• [Instructions for the task]: Return, word for word, the stretch of entries from the very start through the line containing "y-axis-title: Thermal Conductivity", including both ends.

[Boxed element entries]
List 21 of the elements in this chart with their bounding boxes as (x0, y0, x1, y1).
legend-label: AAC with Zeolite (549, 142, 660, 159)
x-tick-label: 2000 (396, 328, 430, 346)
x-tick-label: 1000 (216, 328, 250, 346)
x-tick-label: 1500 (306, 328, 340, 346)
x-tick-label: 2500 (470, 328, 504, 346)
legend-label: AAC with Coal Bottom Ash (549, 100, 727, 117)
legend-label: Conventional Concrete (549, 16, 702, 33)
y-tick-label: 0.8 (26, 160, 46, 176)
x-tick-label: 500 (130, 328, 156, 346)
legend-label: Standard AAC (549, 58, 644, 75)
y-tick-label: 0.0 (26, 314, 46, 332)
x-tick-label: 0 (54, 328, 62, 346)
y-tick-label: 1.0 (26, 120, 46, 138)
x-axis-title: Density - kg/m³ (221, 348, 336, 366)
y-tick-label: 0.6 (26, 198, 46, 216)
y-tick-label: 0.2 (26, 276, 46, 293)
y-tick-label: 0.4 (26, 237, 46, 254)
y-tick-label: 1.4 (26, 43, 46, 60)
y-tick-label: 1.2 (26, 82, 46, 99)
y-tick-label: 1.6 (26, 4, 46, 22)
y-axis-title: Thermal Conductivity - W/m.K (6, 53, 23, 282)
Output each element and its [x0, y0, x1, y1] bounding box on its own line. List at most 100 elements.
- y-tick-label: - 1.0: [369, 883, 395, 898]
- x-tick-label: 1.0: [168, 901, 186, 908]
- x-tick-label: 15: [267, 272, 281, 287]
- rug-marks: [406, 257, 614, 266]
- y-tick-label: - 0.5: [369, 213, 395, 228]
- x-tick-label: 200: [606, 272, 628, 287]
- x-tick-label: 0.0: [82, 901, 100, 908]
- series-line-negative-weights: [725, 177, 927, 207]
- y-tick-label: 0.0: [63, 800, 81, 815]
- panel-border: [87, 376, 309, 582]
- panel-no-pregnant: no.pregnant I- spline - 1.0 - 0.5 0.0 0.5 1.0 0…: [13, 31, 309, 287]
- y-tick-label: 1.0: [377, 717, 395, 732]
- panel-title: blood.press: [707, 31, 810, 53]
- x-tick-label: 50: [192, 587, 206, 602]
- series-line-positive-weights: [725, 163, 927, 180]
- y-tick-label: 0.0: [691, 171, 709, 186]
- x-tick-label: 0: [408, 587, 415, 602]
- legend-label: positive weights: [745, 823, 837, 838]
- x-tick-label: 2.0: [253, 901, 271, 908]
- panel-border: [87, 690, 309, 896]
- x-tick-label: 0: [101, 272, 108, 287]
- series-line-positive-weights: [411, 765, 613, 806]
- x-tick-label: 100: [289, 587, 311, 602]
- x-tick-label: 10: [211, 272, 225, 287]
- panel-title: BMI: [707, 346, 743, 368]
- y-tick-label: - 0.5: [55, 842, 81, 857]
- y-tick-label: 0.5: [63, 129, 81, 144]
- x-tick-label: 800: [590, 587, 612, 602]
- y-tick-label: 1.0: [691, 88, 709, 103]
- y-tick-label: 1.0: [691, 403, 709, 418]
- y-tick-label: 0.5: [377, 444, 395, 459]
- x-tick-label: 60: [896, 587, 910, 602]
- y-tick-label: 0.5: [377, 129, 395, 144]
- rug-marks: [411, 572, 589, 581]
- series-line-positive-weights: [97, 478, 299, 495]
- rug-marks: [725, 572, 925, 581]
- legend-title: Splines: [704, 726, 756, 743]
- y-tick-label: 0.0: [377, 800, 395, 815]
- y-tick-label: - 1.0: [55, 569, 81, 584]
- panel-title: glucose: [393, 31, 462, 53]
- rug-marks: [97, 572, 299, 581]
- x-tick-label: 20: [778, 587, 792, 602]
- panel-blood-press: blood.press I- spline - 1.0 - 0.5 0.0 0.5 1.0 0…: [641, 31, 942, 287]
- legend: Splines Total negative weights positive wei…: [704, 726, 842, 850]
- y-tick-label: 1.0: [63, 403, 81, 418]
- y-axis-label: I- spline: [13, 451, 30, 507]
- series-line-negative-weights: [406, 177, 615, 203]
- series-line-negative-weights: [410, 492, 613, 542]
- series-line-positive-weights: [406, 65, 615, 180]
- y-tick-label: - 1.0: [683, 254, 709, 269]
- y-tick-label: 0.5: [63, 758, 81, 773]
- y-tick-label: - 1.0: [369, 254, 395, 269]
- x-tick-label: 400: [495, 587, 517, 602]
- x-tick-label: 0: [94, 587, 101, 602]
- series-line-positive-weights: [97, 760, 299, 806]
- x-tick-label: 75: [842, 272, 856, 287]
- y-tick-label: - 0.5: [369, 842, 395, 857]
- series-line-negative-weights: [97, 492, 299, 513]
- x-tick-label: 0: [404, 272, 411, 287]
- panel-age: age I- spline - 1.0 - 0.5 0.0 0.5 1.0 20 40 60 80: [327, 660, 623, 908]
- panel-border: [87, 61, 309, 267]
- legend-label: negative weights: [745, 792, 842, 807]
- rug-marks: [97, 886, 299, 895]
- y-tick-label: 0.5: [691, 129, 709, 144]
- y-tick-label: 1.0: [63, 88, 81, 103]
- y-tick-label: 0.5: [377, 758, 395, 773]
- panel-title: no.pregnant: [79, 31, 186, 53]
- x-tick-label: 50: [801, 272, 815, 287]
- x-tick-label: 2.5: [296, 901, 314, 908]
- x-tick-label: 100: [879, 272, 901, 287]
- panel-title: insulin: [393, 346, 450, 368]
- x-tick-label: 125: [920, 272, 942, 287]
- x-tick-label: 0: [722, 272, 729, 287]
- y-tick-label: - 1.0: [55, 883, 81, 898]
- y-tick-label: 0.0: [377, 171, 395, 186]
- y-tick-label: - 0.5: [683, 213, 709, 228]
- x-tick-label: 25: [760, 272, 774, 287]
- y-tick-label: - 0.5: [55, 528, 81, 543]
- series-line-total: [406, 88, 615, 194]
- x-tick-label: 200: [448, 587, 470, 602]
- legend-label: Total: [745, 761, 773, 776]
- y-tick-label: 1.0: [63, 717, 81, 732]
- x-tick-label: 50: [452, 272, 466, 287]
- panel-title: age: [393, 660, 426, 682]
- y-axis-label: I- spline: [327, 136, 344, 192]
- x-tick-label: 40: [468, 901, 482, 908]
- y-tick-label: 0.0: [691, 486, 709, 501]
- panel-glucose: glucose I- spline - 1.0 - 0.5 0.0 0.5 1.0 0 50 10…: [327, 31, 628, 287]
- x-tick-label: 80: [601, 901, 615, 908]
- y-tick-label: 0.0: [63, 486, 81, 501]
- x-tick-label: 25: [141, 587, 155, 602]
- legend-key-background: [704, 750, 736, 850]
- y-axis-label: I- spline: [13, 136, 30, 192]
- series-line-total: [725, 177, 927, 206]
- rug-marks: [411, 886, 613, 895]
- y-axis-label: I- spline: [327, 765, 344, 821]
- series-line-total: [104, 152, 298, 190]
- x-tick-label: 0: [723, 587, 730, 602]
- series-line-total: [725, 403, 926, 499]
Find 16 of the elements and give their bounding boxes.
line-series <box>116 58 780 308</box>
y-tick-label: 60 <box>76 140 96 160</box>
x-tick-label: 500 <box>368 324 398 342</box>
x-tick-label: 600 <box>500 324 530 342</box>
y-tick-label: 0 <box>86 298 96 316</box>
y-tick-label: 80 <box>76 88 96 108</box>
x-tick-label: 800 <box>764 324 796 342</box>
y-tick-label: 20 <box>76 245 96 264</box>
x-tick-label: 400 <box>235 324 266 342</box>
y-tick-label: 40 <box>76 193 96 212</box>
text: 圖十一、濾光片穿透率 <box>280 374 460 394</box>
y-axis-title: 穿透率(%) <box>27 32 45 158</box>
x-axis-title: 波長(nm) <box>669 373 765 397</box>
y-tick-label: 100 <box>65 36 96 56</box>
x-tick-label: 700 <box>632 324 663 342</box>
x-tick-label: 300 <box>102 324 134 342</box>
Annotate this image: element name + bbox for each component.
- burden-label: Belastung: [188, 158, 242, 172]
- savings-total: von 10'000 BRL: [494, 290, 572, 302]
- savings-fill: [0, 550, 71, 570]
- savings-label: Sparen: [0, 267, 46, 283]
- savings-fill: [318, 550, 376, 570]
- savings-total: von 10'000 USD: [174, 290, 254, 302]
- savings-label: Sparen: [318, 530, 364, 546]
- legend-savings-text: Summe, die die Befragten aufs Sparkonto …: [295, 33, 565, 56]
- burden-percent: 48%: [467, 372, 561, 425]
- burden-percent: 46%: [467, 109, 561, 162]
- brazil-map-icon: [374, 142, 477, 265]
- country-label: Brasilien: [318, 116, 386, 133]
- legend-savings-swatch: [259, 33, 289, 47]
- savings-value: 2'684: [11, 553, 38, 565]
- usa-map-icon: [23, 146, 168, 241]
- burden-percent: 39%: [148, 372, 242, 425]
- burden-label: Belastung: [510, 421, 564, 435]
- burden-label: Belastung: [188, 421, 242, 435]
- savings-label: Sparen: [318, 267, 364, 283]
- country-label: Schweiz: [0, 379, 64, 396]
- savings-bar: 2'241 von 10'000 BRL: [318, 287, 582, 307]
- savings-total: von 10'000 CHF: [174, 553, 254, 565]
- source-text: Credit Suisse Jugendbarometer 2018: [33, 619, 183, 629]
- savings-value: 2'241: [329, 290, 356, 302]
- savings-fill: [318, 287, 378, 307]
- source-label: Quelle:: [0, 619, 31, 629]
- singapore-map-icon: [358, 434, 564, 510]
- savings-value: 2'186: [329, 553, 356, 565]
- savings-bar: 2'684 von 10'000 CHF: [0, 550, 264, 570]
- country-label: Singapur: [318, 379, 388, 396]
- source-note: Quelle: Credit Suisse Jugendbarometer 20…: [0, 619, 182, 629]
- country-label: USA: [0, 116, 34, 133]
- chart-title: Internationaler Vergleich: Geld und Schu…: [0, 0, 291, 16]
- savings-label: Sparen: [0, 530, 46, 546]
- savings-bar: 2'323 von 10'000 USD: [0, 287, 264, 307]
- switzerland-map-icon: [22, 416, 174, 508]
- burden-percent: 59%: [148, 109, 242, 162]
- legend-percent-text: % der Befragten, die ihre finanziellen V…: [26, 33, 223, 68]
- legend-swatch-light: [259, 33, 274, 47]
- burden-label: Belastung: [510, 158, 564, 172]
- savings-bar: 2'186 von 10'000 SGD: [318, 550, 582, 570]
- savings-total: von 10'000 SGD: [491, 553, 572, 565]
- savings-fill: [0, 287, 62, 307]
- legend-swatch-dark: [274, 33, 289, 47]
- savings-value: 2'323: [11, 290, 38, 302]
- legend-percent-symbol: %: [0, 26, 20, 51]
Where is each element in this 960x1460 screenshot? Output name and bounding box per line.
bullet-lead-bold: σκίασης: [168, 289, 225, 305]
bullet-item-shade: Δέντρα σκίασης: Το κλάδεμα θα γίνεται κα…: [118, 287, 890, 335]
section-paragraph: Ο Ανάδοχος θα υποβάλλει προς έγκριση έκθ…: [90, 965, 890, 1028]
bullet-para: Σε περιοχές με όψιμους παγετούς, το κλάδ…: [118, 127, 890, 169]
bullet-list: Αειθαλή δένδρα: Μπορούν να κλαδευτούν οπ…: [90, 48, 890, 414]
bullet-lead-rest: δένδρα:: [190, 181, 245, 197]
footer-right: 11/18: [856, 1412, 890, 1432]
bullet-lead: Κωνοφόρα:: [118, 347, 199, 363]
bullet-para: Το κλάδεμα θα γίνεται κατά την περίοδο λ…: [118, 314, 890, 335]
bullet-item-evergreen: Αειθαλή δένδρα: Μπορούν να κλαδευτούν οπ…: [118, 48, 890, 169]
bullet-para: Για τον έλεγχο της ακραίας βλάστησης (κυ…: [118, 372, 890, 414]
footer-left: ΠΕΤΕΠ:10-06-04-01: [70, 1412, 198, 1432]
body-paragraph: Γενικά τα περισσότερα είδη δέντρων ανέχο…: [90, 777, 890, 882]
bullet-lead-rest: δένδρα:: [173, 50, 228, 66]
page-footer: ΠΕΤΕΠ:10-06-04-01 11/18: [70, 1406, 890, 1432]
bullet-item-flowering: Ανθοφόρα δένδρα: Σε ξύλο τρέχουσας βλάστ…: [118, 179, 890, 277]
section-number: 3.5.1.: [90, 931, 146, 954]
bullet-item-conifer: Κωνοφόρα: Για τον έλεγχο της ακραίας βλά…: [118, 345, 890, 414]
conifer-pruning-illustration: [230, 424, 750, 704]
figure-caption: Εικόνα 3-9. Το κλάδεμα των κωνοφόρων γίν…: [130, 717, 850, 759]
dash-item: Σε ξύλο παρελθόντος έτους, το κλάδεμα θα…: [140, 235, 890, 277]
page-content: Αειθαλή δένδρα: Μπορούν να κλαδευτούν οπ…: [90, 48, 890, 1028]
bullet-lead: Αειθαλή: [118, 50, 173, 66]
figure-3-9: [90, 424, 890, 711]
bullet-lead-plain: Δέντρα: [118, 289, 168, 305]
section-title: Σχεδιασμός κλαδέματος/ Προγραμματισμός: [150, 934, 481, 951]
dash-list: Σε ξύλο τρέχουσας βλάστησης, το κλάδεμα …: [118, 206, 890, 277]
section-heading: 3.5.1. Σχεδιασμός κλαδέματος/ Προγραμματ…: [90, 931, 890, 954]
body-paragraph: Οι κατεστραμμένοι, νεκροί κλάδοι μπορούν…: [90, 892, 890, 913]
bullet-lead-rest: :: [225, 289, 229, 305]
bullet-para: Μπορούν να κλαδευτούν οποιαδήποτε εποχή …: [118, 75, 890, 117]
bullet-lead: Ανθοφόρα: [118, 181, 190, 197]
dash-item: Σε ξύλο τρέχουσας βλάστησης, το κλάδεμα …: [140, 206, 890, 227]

• [Full answer]:
List 21 of the elements in this chart with their bounding boxes as (x0, y0, x1, y1).
legend-label: AAC with Zeolite (549, 142, 660, 159)
x-tick-label: 2000 (396, 328, 430, 346)
x-tick-label: 1000 (216, 328, 250, 346)
x-tick-label: 1500 (306, 328, 340, 346)
x-tick-label: 2500 (470, 328, 504, 346)
legend-label: AAC with Coal Bottom Ash (549, 100, 727, 117)
legend-label: Conventional Concrete (549, 16, 702, 33)
y-tick-label: 0.8 (26, 160, 46, 176)
x-tick-label: 500 (130, 328, 156, 346)
legend-label: Standard AAC (549, 58, 644, 75)
y-tick-label: 0.0 (26, 314, 46, 332)
x-tick-label: 0 (54, 328, 62, 346)
y-tick-label: 1.0 (26, 120, 46, 138)
x-axis-title: Density - kg/m³ (221, 348, 336, 366)
y-tick-label: 0.6 (26, 198, 46, 216)
y-tick-label: 0.2 (26, 276, 46, 293)
y-tick-label: 0.4 (26, 237, 46, 254)
y-tick-label: 1.4 (26, 43, 46, 60)
y-tick-label: 1.2 (26, 82, 46, 99)
y-tick-label: 1.6 (26, 4, 46, 22)
y-axis-title: Thermal Conductivity - W/m.K (6, 53, 23, 282)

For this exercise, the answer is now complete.